(Items from a dataset)

-=-=-=-=-

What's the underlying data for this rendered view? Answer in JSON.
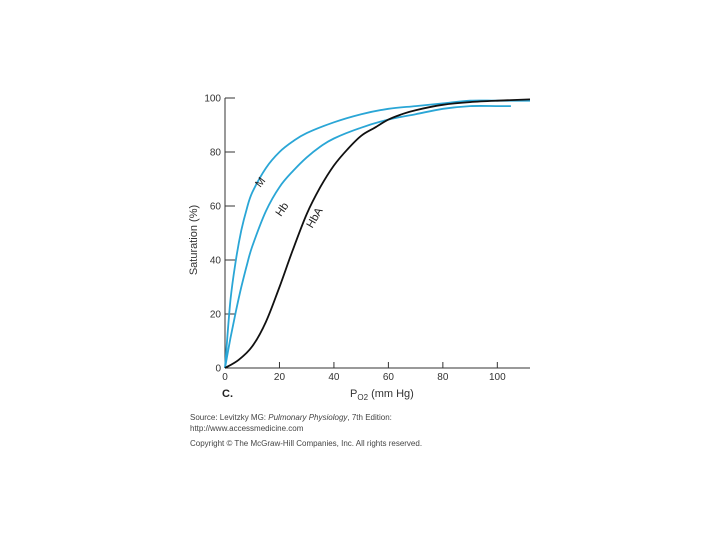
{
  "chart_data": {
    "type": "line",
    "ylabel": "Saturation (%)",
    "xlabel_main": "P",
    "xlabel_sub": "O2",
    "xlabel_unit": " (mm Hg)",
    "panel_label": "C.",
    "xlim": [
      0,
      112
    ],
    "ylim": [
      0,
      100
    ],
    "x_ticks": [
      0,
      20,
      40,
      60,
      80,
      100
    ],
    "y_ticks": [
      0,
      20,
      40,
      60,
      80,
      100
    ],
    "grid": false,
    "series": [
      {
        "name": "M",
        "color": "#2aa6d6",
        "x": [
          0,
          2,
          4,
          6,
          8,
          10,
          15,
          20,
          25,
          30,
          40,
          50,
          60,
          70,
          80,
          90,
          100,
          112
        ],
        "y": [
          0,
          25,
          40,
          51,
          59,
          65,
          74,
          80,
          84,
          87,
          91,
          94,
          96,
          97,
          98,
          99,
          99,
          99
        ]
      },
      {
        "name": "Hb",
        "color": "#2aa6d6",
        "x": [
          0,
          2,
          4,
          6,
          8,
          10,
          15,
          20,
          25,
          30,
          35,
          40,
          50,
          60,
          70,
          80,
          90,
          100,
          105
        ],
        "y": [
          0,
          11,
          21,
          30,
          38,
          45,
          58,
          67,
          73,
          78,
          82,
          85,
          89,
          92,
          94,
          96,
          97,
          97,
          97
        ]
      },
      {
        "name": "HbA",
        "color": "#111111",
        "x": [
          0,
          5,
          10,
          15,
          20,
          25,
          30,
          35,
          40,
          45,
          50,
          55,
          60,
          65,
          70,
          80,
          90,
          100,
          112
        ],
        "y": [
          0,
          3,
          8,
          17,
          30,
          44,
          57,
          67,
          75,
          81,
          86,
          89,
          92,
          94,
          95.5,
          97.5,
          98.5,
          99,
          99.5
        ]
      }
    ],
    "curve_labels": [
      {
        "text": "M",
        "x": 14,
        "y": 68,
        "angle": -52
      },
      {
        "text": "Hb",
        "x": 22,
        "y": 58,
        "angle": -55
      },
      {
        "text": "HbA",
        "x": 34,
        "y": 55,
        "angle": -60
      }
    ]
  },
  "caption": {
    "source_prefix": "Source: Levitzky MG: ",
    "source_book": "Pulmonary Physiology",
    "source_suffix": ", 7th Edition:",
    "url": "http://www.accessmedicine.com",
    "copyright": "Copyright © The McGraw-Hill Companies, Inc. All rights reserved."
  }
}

-=-=-=-=-

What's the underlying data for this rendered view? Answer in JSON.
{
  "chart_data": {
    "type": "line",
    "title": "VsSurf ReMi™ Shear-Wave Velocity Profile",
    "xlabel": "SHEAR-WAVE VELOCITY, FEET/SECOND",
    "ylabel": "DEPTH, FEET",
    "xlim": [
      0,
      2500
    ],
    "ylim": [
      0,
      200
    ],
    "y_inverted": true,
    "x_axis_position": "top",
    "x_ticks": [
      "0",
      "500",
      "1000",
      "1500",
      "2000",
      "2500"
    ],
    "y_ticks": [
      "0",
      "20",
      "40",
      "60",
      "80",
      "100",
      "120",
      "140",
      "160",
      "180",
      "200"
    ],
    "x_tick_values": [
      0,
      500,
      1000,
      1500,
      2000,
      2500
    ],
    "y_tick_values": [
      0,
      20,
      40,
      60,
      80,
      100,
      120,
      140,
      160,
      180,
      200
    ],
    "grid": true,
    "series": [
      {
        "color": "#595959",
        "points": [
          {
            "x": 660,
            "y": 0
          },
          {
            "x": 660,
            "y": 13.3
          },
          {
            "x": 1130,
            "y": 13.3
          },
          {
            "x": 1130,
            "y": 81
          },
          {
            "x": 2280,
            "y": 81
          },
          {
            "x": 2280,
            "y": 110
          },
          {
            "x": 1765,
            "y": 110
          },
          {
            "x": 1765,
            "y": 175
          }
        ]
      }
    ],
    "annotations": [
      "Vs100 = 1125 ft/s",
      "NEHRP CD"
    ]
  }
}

-=-=-=-=-

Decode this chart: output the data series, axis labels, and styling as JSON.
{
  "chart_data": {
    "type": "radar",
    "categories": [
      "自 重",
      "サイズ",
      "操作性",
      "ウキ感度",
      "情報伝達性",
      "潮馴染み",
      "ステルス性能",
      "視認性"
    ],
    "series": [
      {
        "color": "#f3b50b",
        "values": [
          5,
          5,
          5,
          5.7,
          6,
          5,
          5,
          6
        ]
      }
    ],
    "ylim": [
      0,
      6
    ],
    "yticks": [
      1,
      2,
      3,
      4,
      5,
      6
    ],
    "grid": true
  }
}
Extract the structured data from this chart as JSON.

-=-=-=-=-

§ PROBLEM REQUIREMENTS
Go back over the listing above and copy exactly the lines that begin at the line with "Decode this chart: output" and stop after the line with "Extract the structured"; leave out every other line.

§ EXERCISE OUTPUT
Decode this chart: output the data series, axis labels, and styling as JSON.
{
  "chart_data": {
    "type": "radar",
    "categories": [
      "自 重",
      "サイズ",
      "操作性",
      "ウキ感度",
      "情報伝達性",
      "潮馴染み",
      "ステルス性能",
      "視認性"
    ],
    "series": [
      {
        "color": "#f3b50b",
        "values": [
          5,
          5,
          5,
          5.7,
          6,
          5,
          5,
          6
        ]
      }
    ],
    "ylim": [
      0,
      6
    ],
    "yticks": [
      1,
      2,
      3,
      4,
      5,
      6
    ],
    "grid": true
  }
}
Extract the structured data from this chart as JSON.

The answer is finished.